> [Supplied material]:

>>>

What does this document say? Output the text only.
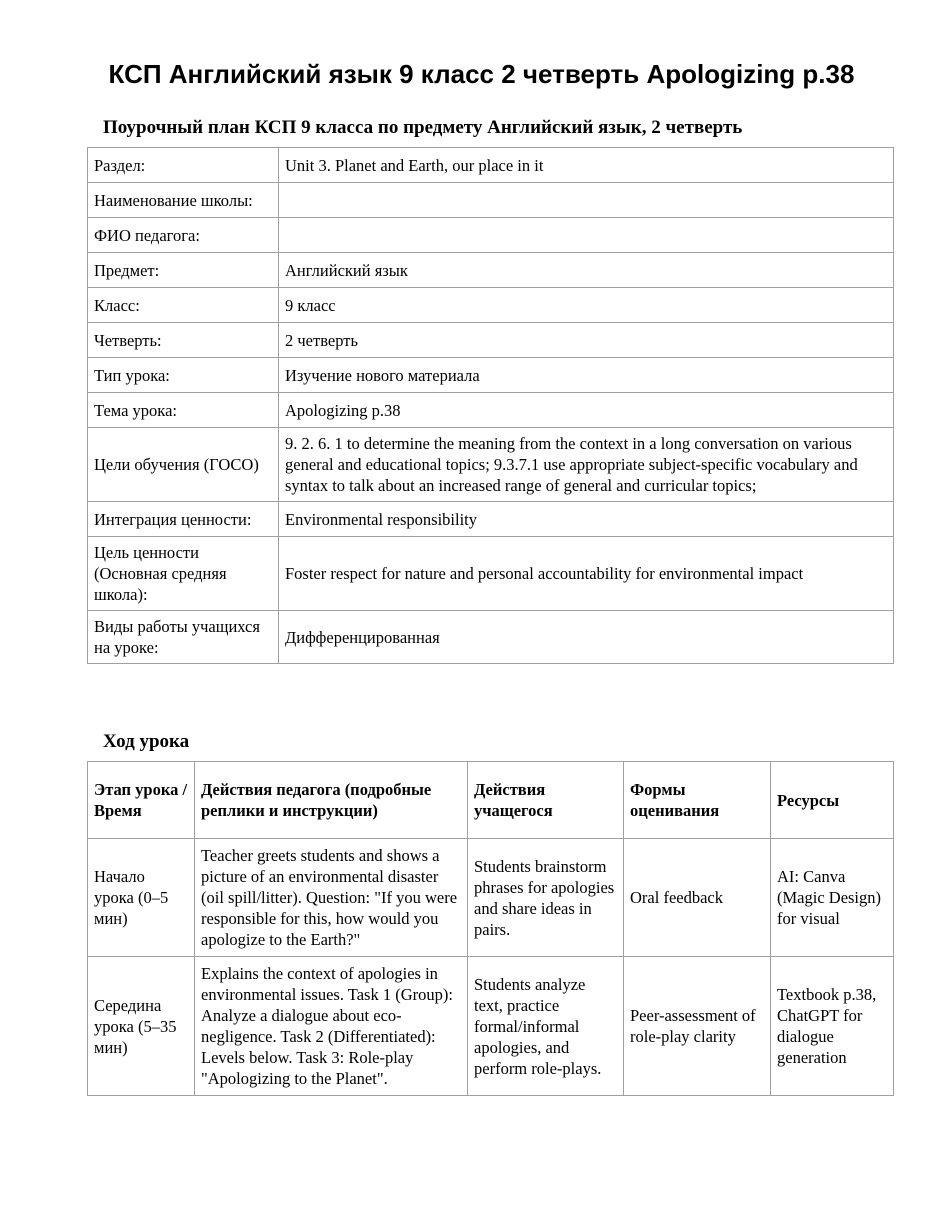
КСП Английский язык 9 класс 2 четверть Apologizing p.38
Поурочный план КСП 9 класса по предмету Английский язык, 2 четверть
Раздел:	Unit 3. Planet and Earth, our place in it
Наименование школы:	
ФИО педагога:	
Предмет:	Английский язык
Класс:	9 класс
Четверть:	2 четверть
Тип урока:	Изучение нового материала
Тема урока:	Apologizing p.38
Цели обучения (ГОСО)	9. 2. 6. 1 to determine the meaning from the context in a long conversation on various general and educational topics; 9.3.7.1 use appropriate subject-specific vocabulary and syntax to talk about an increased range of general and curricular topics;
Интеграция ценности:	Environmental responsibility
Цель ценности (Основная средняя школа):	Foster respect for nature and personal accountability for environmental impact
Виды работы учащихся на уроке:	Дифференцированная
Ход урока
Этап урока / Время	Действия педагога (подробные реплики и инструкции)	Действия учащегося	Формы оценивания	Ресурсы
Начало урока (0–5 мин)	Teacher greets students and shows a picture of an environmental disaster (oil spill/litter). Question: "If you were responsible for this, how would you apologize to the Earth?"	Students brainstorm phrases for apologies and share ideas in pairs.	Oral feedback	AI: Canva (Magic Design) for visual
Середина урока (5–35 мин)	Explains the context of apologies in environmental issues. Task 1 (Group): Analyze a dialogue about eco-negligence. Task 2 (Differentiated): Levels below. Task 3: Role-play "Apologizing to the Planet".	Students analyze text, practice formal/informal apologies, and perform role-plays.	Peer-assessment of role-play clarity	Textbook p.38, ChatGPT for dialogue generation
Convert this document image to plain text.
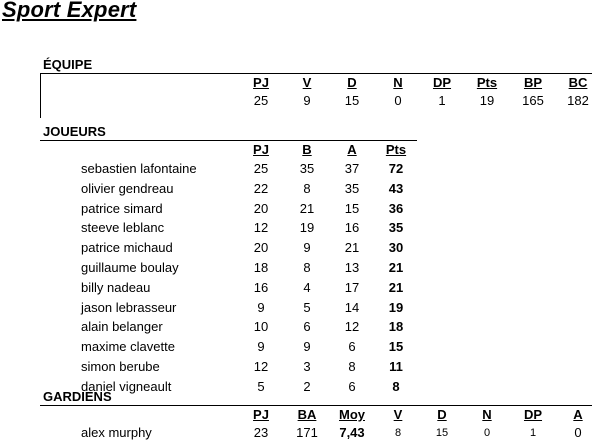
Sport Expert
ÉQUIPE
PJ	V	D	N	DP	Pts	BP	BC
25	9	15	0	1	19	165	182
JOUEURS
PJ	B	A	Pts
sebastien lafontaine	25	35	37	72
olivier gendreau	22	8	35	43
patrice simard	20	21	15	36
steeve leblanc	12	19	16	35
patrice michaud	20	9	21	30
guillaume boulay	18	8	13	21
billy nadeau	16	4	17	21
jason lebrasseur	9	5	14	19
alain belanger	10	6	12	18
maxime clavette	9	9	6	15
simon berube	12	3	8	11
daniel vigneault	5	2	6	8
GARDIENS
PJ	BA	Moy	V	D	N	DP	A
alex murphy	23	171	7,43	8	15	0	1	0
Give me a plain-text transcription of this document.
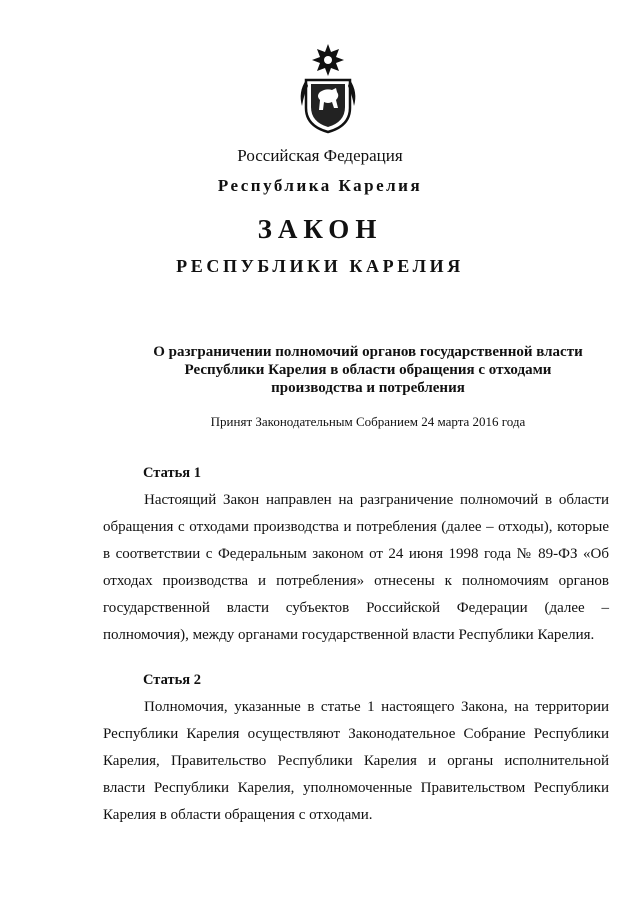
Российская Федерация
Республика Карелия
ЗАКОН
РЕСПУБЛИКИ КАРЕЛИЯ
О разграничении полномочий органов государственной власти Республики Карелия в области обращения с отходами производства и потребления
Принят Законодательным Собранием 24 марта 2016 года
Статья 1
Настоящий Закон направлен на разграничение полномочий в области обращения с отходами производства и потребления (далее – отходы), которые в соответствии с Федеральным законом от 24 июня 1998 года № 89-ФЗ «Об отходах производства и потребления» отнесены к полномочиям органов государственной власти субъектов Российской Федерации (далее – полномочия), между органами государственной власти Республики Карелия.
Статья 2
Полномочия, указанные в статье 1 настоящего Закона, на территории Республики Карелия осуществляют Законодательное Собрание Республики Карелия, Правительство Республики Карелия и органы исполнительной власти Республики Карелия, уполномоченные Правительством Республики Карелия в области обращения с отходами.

<<<

> [Written task]: All of the material above is to be copied exactly, except for its images.

> [Correct response]:
What does this document say? Output the text only.
КСП Английский язык 9 класс 2 четверть Apologizing p.38
Поурочный план КСП 9 класса по предмету Английский язык, 2 четверть
Раздел:	Unit 3. Planet and Earth, our place in it
Наименование школы:	
ФИО педагога:	
Предмет:	Английский язык
Класс:	9 класс
Четверть:	2 четверть
Тип урока:	Изучение нового материала
Тема урока:	Apologizing p.38
Цели обучения (ГОСО)	9. 2. 6. 1 to determine the meaning from the context in a long conversation on various general and educational topics; 9.3.7.1 use appropriate subject-specific vocabulary and syntax to talk about an increased range of general and curricular topics;
Интеграция ценности:	Environmental responsibility
Цель ценности (Основная средняя школа):	Foster respect for nature and personal accountability for environmental impact
Виды работы учащихся на уроке:	Дифференцированная
Ход урока
Этап урока / Время	Действия педагога (подробные реплики и инструкции)	Действия учащегося	Формы оценивания	Ресурсы
Начало урока (0–5 мин)	Teacher greets students and shows a picture of an environmental disaster (oil spill/litter). Question: "If you were responsible for this, how would you apologize to the Earth?"	Students brainstorm phrases for apologies and share ideas in pairs.	Oral feedback	AI: Canva (Magic Design) for visual
Середина урока (5–35 мин)	Explains the context of apologies in environmental issues. Task 1 (Group): Analyze a dialogue about eco-negligence. Task 2 (Differentiated): Levels below. Task 3: Role-play "Apologizing to the Planet".	Students analyze text, practice formal/informal apologies, and perform role-plays.	Peer-assessment of role-play clarity	Textbook p.38, ChatGPT for dialogue generation
Convert this document image to plain text.
Sport Expert
ÉQUIPE
PJ	V	D	N	DP	Pts	BP	BC
25	9	15	0	1	19	165	182
JOUEURS
PJ	B	A	Pts
sebastien lafontaine	25	35	37	72
olivier gendreau	22	8	35	43
patrice simard	20	21	15	36
steeve leblanc	12	19	16	35
patrice michaud	20	9	21	30
guillaume boulay	18	8	13	21
billy nadeau	16	4	17	21
jason lebrasseur	9	5	14	19
alain belanger	10	6	12	18
maxime clavette	9	9	6	15
simon berube	12	3	8	11
daniel vigneault	5	2	6	8
GARDIENS
PJ	BA	Moy	V	D	N	DP	A
alex murphy	23	171	7,43	8	15	0	1	0
Give me a plain-text transcription of this document.
Российская Федерация
Республика Карелия
ЗАКОН
РЕСПУБЛИКИ КАРЕЛИЯ
О разграничении полномочий органов государственной власти Республики Карелия в области обращения с отходами производства и потребления
Принят Законодательным Собранием 24 марта 2016 года
Статья 1
Настоящий Закон направлен на разграничение полномочий в области обращения с отходами производства и потребления (далее – отходы), которые в соответствии с Федеральным законом от 24 июня 1998 года № 89-ФЗ «Об отходах производства и потребления» отнесены к полномочиям органов государственной власти субъектов Российской Федерации (далее – полномочия), между органами государственной власти Республики Карелия.
Статья 2
Полномочия, указанные в статье 1 настоящего Закона, на территории Республики Карелия осуществляют Законодательное Собрание Республики Карелия, Правительство Республики Карелия и органы исполнительной власти Республики Карелия, уполномоченные Правительством Республики Карелия в области обращения с отходами.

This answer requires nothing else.